→ Task prompt: Locate every line in the material below that has the word "HKLM". Copy each of those lines.

════════

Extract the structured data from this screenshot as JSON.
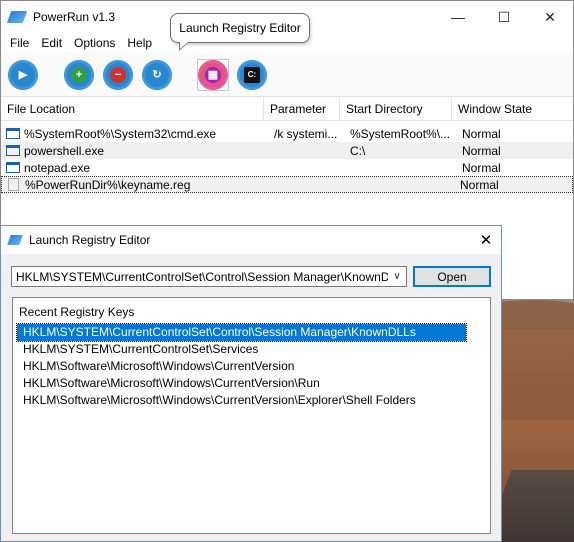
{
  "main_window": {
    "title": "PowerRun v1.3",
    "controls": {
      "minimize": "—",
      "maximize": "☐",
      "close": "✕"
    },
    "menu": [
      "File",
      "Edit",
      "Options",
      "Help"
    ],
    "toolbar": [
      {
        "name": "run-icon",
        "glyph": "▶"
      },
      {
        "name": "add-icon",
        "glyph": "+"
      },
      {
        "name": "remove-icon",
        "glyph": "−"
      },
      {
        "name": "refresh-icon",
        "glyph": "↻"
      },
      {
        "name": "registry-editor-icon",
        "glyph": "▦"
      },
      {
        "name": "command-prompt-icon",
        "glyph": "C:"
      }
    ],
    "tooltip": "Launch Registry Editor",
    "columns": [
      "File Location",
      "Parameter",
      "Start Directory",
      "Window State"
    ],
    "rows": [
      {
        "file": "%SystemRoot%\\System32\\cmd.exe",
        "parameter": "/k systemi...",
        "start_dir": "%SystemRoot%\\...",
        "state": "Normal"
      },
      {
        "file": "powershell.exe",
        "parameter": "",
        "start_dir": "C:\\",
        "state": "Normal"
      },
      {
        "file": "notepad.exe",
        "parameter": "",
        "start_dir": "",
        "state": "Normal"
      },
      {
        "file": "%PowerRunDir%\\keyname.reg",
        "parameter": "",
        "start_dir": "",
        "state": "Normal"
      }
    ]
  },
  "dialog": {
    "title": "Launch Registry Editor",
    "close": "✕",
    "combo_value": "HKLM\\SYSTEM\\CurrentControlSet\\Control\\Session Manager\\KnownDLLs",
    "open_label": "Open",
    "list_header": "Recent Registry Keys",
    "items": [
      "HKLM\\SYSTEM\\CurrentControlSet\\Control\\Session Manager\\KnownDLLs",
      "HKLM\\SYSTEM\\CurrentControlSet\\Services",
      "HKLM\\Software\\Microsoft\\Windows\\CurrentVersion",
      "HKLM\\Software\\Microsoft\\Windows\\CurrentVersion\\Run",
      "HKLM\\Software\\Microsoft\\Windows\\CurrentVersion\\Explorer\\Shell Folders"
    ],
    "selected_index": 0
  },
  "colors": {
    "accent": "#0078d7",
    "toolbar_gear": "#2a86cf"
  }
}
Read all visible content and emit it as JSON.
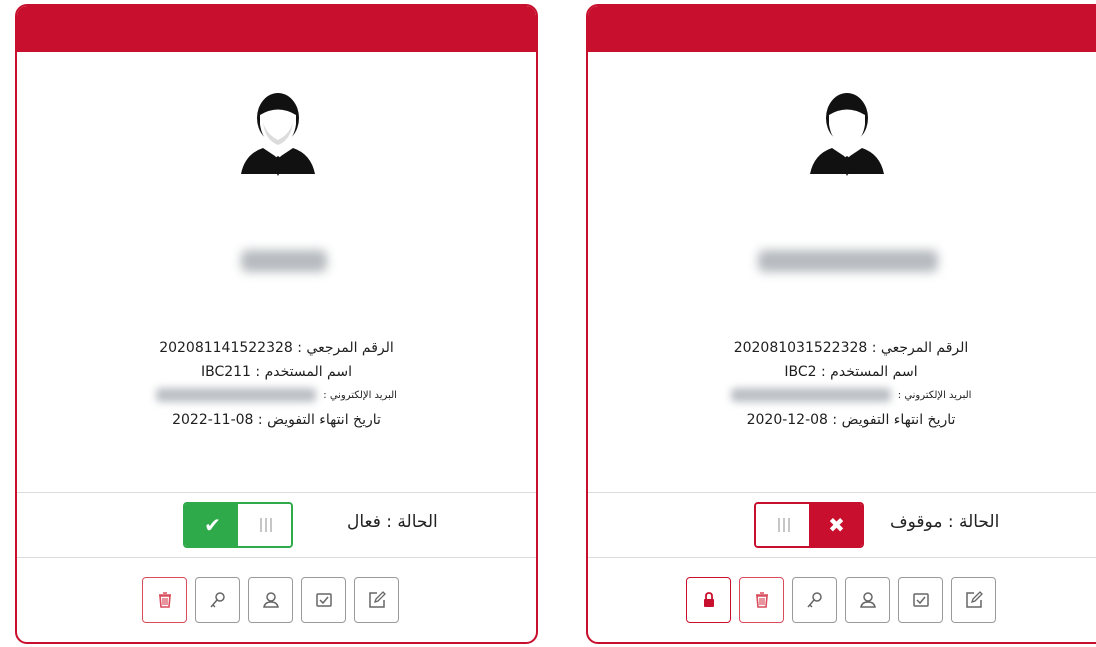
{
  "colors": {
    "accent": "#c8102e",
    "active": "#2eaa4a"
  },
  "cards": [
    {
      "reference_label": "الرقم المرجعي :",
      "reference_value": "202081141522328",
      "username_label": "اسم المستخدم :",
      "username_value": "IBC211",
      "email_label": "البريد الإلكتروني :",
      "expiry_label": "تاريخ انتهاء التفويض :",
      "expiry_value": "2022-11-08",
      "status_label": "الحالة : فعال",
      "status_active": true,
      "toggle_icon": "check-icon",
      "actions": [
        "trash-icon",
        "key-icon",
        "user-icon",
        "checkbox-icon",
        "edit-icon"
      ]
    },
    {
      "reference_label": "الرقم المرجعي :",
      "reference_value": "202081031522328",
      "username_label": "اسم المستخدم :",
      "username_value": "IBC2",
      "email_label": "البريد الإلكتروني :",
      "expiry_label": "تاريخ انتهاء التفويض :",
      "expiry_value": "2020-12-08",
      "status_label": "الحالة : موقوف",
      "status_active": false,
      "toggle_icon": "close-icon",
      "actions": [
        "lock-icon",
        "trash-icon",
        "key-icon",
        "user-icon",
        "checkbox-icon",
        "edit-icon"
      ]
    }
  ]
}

════════

→ Output of the task:
    "combo_value": "HKLM\\SYSTEM\\CurrentControlSet\\Control\\Session Manager\\KnownDLLs",
      "HKLM\\SYSTEM\\CurrentControlSet\\Control\\Session Manager\\KnownDLLs",
      "HKLM\\SYSTEM\\CurrentControlSet\\Services",
      "HKLM\\Software\\Microsoft\\Windows\\CurrentVersion",
      "HKLM\\Software\\Microsoft\\Windows\\CurrentVersion\\Run",
      "HKLM\\Software\\Microsoft\\Windows\\CurrentVersion\\Explorer\\Shell Folders"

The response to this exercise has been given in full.